START Given information

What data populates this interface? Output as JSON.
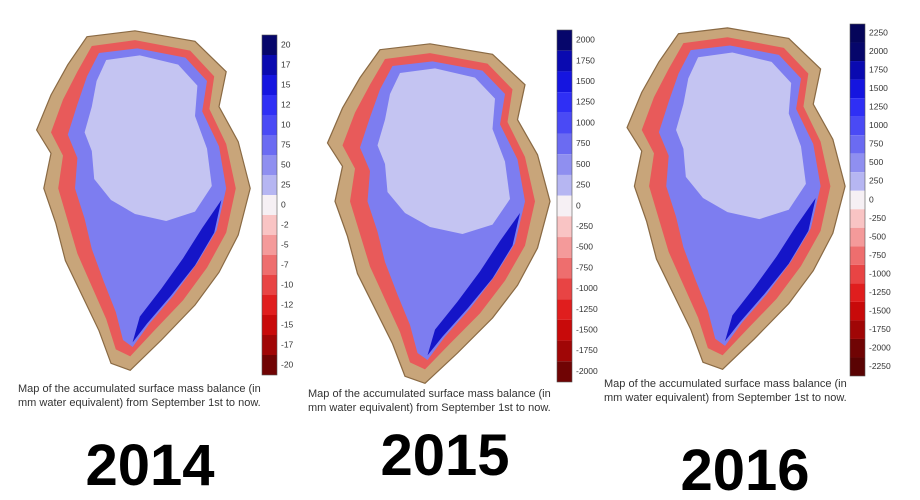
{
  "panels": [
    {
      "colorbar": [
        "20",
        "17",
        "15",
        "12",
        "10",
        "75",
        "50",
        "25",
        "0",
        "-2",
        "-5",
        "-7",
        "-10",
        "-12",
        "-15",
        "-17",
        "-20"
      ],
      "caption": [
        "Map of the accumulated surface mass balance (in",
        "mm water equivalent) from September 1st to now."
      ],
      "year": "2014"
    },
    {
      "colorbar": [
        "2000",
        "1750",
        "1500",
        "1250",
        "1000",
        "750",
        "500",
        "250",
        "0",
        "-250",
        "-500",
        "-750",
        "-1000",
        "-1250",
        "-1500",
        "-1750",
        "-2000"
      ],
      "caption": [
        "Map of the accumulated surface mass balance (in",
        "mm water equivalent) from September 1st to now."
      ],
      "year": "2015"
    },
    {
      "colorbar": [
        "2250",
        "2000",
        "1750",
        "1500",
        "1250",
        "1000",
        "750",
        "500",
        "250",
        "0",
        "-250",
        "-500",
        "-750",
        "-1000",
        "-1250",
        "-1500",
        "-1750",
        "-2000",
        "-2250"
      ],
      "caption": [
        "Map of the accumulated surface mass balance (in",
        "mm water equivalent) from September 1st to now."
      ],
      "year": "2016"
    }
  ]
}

END Given information
START Given information

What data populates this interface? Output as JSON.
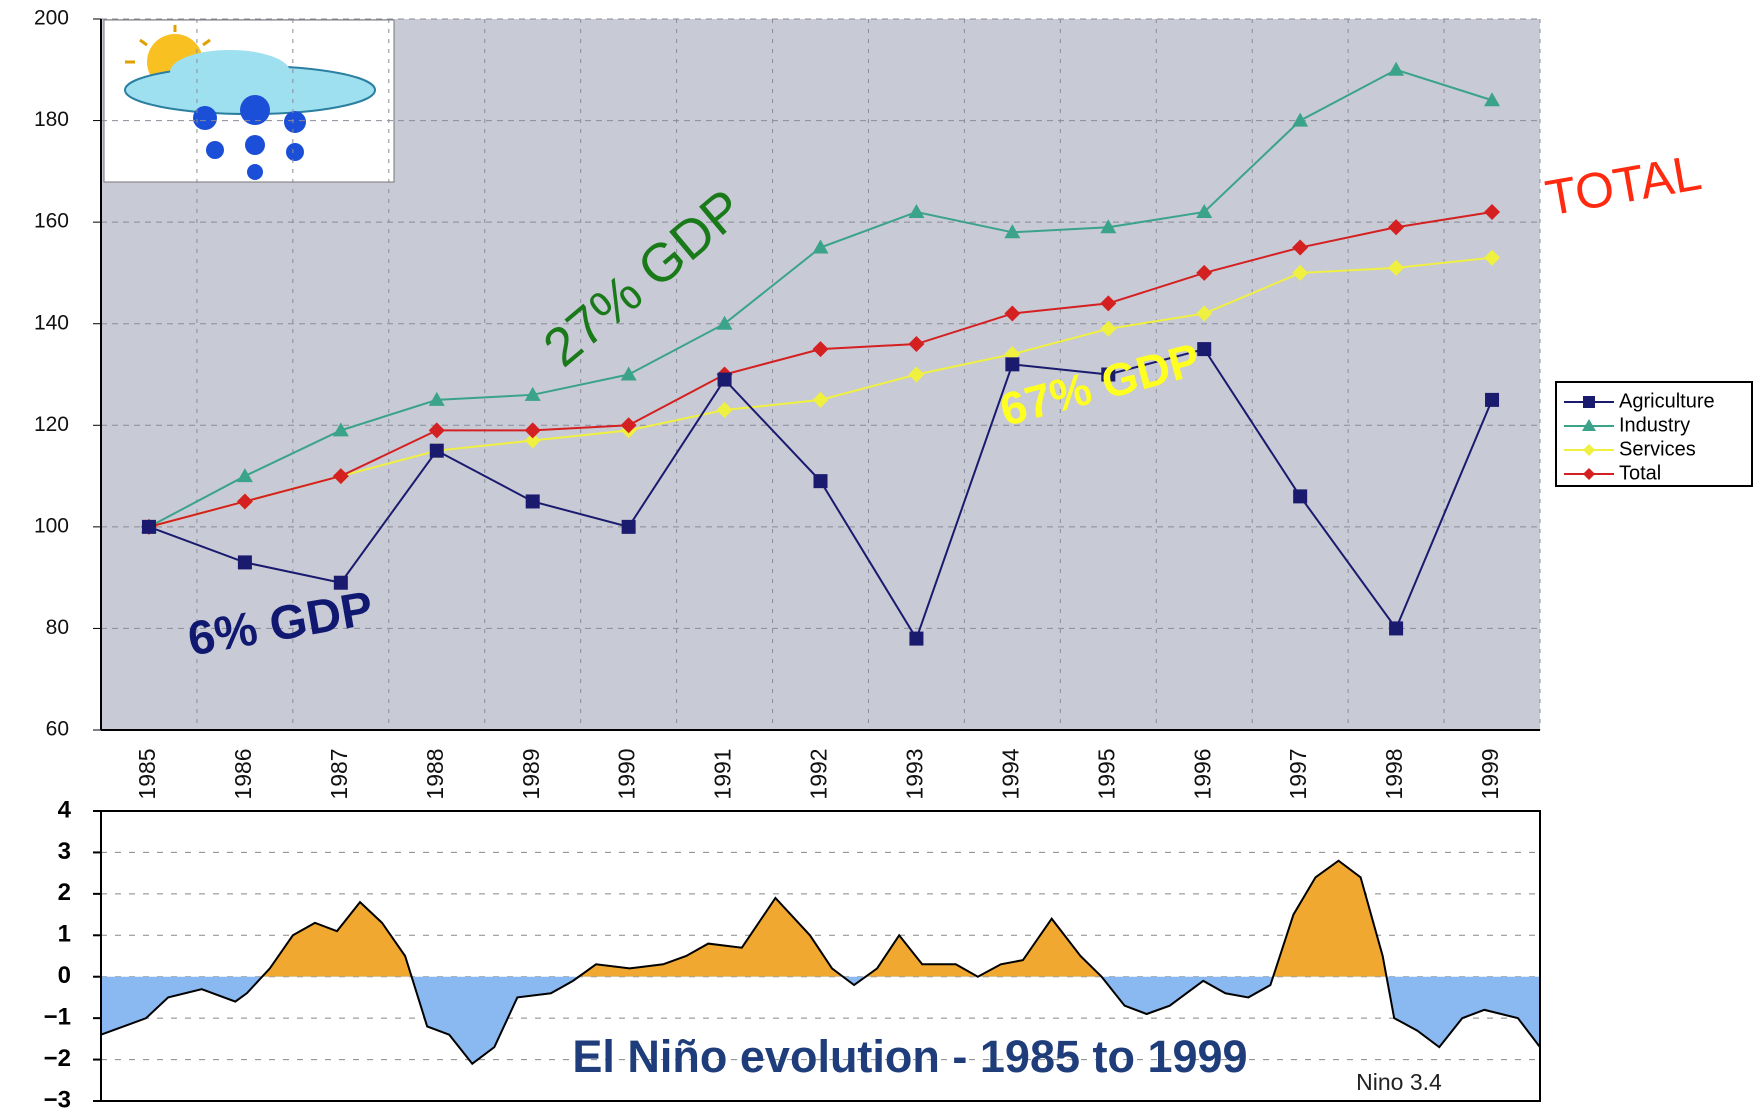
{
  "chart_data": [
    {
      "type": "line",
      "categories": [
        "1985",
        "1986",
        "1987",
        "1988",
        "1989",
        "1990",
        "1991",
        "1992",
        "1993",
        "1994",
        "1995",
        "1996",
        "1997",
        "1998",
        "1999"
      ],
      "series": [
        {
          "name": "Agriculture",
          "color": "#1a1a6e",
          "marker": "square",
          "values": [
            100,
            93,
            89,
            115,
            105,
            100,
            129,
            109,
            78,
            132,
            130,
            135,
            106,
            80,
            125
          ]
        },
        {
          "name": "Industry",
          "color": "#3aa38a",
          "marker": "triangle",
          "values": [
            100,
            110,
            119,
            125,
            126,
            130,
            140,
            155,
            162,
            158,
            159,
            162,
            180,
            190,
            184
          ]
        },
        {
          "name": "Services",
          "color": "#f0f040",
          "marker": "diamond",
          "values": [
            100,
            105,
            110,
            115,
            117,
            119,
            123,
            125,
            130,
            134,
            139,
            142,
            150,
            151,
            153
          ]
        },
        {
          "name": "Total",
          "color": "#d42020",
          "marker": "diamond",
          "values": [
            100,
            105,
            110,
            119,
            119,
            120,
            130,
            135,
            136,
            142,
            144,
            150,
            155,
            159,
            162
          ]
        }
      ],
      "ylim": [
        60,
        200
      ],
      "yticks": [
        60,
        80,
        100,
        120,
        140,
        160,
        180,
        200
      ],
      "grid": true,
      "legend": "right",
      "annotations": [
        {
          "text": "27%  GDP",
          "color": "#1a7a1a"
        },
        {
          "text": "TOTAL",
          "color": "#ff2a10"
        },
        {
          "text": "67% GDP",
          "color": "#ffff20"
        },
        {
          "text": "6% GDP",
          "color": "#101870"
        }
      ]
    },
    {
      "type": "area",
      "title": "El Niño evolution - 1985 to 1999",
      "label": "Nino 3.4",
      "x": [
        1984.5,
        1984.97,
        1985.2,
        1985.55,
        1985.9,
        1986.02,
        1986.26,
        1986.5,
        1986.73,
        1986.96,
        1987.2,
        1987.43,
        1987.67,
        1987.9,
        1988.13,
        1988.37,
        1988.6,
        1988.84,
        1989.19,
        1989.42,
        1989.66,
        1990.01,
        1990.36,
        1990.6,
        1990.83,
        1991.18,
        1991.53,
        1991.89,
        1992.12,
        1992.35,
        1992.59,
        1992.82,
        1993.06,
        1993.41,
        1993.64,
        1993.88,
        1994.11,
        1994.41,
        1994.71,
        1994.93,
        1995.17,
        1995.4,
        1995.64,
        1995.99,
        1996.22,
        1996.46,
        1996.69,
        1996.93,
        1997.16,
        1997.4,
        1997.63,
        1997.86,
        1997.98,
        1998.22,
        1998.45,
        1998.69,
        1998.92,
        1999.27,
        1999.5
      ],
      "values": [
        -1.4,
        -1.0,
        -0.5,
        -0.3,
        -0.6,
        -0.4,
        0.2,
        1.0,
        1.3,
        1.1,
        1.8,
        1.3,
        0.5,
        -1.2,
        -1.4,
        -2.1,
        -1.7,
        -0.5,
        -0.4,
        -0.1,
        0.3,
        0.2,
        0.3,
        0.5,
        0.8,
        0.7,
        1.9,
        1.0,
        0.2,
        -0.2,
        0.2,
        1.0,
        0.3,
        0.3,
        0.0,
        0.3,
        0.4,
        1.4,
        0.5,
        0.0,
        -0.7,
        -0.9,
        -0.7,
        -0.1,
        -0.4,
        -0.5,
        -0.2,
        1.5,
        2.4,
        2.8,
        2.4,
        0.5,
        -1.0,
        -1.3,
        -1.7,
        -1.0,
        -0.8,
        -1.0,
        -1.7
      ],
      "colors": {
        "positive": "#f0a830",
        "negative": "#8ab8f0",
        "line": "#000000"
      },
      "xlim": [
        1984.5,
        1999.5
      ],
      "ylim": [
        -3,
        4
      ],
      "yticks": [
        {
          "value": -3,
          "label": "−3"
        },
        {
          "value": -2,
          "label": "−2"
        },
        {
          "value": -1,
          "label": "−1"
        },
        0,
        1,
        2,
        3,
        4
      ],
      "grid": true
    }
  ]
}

END Given information

Show every line in the entries where the string "text" occurs.

          "text": "27%  GDP",
          "text": "TOTAL",
          "text": "67% GDP",
          "text": "6% GDP",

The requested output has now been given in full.